TO DO:
Count, in the entries below, the lines in which "team" occurs. Give the number, nothing more.

--- START DATA SHOWN ---

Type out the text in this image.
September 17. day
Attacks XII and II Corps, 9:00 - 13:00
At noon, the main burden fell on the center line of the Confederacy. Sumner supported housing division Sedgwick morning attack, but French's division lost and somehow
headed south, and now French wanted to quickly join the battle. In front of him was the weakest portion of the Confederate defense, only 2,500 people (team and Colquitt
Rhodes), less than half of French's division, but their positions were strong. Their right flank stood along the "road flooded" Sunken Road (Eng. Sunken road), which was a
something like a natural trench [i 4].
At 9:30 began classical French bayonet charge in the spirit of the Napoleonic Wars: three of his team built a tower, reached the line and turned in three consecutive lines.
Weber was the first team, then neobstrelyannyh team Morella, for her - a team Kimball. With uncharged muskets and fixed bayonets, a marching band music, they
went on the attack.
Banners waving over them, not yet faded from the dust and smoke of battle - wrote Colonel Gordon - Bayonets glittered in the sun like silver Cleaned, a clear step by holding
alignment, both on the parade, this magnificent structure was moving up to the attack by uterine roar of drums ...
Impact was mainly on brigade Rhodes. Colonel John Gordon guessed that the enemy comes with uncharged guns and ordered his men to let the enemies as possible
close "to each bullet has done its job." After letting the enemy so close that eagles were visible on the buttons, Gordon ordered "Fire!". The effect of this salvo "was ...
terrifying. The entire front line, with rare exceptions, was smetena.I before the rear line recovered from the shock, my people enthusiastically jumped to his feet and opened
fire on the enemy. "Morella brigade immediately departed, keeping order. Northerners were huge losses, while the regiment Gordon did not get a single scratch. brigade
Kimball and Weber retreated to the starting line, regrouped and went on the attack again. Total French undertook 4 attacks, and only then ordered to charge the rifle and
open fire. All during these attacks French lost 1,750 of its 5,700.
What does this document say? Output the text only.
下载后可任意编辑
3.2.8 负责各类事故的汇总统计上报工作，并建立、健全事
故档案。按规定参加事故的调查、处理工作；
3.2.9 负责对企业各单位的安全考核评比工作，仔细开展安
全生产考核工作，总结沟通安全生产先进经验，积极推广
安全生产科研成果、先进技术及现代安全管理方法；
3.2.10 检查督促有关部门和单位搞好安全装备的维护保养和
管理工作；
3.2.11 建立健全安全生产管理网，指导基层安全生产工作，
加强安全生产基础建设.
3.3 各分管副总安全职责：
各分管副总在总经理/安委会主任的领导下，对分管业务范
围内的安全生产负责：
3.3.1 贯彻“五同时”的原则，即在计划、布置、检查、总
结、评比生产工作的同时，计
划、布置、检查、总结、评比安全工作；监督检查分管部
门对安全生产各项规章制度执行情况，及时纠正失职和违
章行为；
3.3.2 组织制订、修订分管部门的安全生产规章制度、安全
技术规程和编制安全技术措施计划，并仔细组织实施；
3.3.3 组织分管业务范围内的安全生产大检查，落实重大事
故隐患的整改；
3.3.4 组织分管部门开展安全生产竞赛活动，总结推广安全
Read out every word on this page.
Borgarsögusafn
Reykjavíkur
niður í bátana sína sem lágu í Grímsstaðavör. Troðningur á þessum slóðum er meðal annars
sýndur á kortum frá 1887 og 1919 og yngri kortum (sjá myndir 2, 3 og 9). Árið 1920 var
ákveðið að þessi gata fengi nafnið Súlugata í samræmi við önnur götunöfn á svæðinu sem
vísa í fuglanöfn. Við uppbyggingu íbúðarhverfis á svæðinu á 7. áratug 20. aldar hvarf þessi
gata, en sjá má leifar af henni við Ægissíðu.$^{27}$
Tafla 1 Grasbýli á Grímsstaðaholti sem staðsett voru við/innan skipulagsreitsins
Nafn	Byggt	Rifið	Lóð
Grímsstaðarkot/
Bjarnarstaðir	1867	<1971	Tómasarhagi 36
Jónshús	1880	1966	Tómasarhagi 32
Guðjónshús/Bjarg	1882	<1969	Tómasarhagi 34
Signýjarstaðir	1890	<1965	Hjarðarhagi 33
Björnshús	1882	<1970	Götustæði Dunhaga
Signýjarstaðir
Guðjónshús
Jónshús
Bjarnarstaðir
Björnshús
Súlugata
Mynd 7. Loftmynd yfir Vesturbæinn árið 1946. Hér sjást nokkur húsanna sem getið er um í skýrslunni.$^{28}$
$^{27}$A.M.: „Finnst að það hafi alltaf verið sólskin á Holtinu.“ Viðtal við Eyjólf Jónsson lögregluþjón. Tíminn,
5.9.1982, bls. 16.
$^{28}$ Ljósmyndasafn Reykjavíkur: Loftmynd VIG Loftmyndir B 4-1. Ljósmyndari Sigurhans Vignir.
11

--- END DATA SHOWN ---

WRITTEN SOLUTION:
3